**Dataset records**
....

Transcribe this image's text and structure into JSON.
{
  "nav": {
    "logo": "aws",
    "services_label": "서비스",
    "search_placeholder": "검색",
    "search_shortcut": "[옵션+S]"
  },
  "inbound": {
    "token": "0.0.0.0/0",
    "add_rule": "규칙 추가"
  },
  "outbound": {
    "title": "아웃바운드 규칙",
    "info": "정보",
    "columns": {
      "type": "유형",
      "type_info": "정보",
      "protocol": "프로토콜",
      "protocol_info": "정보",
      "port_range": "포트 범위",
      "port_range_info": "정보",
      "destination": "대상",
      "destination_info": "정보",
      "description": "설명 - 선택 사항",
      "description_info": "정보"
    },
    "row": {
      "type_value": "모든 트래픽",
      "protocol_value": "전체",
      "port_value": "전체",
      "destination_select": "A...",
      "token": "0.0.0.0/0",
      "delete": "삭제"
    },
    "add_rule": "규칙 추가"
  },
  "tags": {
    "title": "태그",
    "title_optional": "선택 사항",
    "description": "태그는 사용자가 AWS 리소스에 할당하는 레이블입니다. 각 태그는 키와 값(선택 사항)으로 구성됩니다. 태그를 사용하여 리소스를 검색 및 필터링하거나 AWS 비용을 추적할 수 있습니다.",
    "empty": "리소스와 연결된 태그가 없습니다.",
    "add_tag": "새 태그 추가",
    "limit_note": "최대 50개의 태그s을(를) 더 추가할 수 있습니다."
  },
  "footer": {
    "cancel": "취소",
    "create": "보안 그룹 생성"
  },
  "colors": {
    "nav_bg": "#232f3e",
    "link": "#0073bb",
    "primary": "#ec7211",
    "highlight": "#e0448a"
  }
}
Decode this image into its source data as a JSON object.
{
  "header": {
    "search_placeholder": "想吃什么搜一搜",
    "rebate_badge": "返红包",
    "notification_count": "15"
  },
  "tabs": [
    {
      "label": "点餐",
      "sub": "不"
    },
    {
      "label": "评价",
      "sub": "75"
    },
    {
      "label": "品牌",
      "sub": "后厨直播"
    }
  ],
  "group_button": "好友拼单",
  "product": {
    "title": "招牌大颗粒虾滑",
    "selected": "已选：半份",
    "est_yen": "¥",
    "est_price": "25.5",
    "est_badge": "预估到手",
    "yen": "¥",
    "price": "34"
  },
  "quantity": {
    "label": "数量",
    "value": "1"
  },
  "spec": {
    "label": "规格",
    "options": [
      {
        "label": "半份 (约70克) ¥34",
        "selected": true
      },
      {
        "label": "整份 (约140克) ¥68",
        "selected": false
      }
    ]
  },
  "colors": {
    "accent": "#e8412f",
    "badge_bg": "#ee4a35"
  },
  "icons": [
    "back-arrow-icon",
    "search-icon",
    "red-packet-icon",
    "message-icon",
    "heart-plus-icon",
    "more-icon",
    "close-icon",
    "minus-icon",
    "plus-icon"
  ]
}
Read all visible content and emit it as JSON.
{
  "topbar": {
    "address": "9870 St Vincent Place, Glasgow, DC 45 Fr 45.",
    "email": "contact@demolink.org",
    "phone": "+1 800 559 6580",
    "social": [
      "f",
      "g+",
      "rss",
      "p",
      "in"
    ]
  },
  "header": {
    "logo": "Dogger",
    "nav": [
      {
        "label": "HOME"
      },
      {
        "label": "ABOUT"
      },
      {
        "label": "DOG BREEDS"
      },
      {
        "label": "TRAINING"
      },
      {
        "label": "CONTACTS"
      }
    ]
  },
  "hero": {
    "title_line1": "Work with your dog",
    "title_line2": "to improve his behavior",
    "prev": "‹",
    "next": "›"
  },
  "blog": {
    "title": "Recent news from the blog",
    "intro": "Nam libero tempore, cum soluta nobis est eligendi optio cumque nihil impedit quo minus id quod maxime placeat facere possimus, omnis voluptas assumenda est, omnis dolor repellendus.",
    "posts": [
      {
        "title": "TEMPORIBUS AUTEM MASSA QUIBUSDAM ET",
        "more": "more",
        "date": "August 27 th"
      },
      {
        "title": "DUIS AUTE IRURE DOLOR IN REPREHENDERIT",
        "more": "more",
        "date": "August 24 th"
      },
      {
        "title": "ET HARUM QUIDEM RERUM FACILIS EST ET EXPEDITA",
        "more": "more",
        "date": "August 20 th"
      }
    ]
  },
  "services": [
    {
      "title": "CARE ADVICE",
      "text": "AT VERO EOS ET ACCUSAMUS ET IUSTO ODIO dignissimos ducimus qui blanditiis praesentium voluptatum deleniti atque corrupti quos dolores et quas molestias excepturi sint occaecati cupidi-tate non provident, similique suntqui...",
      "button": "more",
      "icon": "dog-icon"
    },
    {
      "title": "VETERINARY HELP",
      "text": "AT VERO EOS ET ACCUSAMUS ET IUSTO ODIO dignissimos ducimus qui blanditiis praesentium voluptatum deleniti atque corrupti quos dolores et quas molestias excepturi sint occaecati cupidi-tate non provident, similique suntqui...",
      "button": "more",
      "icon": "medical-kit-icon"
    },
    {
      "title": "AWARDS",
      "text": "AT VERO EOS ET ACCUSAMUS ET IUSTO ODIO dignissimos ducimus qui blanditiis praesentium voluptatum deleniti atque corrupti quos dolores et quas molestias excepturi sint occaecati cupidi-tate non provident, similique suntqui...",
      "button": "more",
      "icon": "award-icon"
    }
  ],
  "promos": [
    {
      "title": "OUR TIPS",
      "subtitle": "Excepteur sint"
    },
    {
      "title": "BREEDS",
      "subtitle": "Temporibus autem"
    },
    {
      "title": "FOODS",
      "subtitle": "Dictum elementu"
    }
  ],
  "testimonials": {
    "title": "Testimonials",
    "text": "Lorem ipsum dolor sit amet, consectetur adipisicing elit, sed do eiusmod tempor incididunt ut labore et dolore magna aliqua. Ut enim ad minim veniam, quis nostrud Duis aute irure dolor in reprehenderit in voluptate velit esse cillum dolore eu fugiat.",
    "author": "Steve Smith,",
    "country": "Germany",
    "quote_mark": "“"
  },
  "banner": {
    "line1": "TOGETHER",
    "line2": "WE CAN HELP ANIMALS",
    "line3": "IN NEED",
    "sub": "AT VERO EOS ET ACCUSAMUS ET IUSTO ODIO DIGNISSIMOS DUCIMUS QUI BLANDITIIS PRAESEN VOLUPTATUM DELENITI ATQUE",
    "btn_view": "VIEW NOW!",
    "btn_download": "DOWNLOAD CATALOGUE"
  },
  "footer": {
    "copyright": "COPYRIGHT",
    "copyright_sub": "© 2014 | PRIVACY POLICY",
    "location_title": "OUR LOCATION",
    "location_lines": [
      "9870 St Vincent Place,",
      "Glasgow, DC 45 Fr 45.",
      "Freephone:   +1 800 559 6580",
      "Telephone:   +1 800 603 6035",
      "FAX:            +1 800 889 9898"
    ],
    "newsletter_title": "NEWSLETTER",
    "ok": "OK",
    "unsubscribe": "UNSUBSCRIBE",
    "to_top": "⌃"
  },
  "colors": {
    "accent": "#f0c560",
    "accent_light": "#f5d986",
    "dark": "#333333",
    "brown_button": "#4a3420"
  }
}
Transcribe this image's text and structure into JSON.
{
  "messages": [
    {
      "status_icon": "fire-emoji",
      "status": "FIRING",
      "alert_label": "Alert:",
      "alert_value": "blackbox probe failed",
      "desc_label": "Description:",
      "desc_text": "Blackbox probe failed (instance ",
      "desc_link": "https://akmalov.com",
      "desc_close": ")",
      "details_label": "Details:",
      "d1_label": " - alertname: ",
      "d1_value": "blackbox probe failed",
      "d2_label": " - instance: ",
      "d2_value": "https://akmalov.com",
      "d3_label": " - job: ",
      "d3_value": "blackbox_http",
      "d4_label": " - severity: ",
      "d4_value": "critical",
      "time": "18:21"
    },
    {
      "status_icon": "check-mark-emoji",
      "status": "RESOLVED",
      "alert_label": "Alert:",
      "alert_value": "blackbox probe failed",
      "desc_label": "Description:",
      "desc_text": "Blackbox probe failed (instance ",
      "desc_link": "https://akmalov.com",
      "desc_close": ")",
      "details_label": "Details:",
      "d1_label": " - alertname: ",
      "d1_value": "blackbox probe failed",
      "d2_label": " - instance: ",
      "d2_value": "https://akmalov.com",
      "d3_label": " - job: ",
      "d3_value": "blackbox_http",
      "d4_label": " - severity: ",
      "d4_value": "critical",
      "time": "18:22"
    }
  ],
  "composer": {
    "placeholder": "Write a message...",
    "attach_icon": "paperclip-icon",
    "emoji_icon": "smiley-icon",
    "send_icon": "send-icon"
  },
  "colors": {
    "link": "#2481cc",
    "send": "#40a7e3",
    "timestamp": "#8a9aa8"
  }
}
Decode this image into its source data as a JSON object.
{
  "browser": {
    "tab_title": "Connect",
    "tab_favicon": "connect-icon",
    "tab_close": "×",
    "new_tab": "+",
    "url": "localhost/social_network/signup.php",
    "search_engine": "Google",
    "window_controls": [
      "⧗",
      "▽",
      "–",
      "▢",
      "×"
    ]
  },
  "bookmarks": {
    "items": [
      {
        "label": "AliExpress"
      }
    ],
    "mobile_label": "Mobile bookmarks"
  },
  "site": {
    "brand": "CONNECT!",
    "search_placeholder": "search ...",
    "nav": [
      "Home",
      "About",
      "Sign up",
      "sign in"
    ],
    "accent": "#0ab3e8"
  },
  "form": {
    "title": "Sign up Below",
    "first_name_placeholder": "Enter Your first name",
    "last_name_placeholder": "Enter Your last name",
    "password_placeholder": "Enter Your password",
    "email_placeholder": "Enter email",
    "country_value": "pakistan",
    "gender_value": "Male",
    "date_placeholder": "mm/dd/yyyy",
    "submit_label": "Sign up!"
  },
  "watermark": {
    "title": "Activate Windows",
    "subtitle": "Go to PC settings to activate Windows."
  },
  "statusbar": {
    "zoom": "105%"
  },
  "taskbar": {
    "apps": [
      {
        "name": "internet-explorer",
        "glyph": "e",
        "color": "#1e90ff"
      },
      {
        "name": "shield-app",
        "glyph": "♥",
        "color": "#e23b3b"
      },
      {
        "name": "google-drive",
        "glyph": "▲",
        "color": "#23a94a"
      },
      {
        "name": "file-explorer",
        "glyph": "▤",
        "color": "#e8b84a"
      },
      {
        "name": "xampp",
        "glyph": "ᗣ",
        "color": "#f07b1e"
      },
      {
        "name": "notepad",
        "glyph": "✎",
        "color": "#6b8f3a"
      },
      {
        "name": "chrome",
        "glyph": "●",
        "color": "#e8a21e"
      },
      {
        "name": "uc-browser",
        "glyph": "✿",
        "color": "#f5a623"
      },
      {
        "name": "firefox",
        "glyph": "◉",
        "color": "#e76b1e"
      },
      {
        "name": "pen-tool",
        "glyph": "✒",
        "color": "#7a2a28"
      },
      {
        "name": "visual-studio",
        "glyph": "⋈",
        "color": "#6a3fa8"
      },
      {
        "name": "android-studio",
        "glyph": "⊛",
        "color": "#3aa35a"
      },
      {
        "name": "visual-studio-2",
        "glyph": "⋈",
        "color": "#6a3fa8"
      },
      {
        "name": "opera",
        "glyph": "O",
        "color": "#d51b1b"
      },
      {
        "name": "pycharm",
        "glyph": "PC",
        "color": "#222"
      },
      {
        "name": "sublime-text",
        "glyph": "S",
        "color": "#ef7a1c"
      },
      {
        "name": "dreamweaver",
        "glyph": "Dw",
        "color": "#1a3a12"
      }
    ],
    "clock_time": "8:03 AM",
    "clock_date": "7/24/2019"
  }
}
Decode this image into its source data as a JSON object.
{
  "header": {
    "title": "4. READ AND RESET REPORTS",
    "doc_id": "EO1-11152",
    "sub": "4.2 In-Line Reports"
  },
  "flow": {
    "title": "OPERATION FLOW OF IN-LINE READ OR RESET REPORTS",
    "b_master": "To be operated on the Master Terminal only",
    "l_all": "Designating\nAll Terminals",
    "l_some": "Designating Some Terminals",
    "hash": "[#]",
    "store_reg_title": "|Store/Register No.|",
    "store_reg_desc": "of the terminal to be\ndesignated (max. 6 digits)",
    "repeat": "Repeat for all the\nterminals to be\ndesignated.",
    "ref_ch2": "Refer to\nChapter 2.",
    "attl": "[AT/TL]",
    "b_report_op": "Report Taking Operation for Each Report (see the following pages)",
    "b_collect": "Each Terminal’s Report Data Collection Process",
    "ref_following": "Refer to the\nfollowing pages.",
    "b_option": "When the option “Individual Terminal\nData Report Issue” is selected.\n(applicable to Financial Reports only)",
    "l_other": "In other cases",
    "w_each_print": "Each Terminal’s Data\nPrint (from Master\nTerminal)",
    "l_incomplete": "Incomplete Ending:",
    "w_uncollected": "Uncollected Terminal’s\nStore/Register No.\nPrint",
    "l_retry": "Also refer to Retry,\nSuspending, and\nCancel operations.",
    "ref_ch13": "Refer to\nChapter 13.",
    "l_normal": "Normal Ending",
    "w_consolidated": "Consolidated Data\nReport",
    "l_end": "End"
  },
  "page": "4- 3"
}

....

**Objective**
Every line above that contains the word "blog" should be reported.

**Answer**
  "blog": {
    "title": "Recent news from the blog",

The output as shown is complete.